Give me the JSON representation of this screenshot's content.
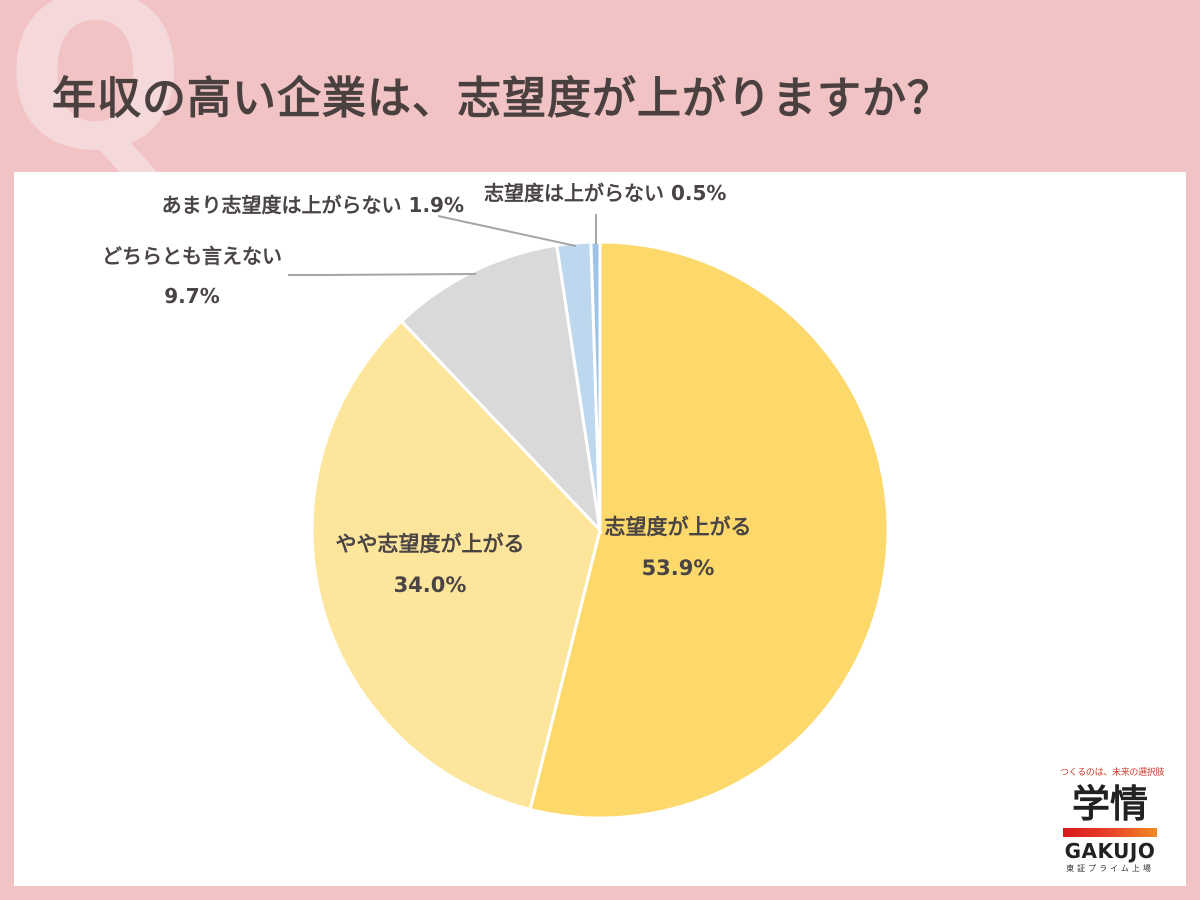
{
  "title": "年収の高い企業は、志望度が上がりますか？",
  "watermark": "Q",
  "chart_data": {
    "type": "pie",
    "start": "top, clockwise",
    "slices": [
      {
        "label": "志望度が上がる",
        "value": 53.9,
        "value_label": "53.9%",
        "color": "#fdd96b"
      },
      {
        "label": "やや志望度が上がる",
        "value": 34.0,
        "value_label": "34.0%",
        "color": "#fde59b"
      },
      {
        "label": "どちらとも言えない",
        "value": 9.7,
        "value_label": "9.7%",
        "color": "#d9d9d9"
      },
      {
        "label": "あまり志望度は上がらない",
        "value": 1.9,
        "value_label": "1.9%",
        "color": "#bdd7ee"
      },
      {
        "label": "志望度は上がらない",
        "value": 0.5,
        "value_label": "0.5%",
        "color": "#9dc3e6"
      }
    ]
  },
  "logo": {
    "tagline": "つくるのは、未来の選択肢",
    "mark": "学情",
    "name_en": "GAKUJO",
    "sub": "東証プライム上場"
  }
}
━━━━━━━━
Problem requirements —
From the entries above, output every line exactly and omit any image.

Exercise solution —
Give me the JSON representation of this screenshot's content.
{
  "title": "年収の高い企業は、志望度が上がりますか？",
  "watermark": "Q",
  "chart_data": {
    "type": "pie",
    "start": "top, clockwise",
    "slices": [
      {
        "label": "志望度が上がる",
        "value": 53.9,
        "value_label": "53.9%",
        "color": "#fdd96b"
      },
      {
        "label": "やや志望度が上がる",
        "value": 34.0,
        "value_label": "34.0%",
        "color": "#fde59b"
      },
      {
        "label": "どちらとも言えない",
        "value": 9.7,
        "value_label": "9.7%",
        "color": "#d9d9d9"
      },
      {
        "label": "あまり志望度は上がらない",
        "value": 1.9,
        "value_label": "1.9%",
        "color": "#bdd7ee"
      },
      {
        "label": "志望度は上がらない",
        "value": 0.5,
        "value_label": "0.5%",
        "color": "#9dc3e6"
      }
    ]
  },
  "logo": {
    "tagline": "つくるのは、未来の選択肢",
    "mark": "学情",
    "name_en": "GAKUJO",
    "sub": "東証プライム上場"
  }
}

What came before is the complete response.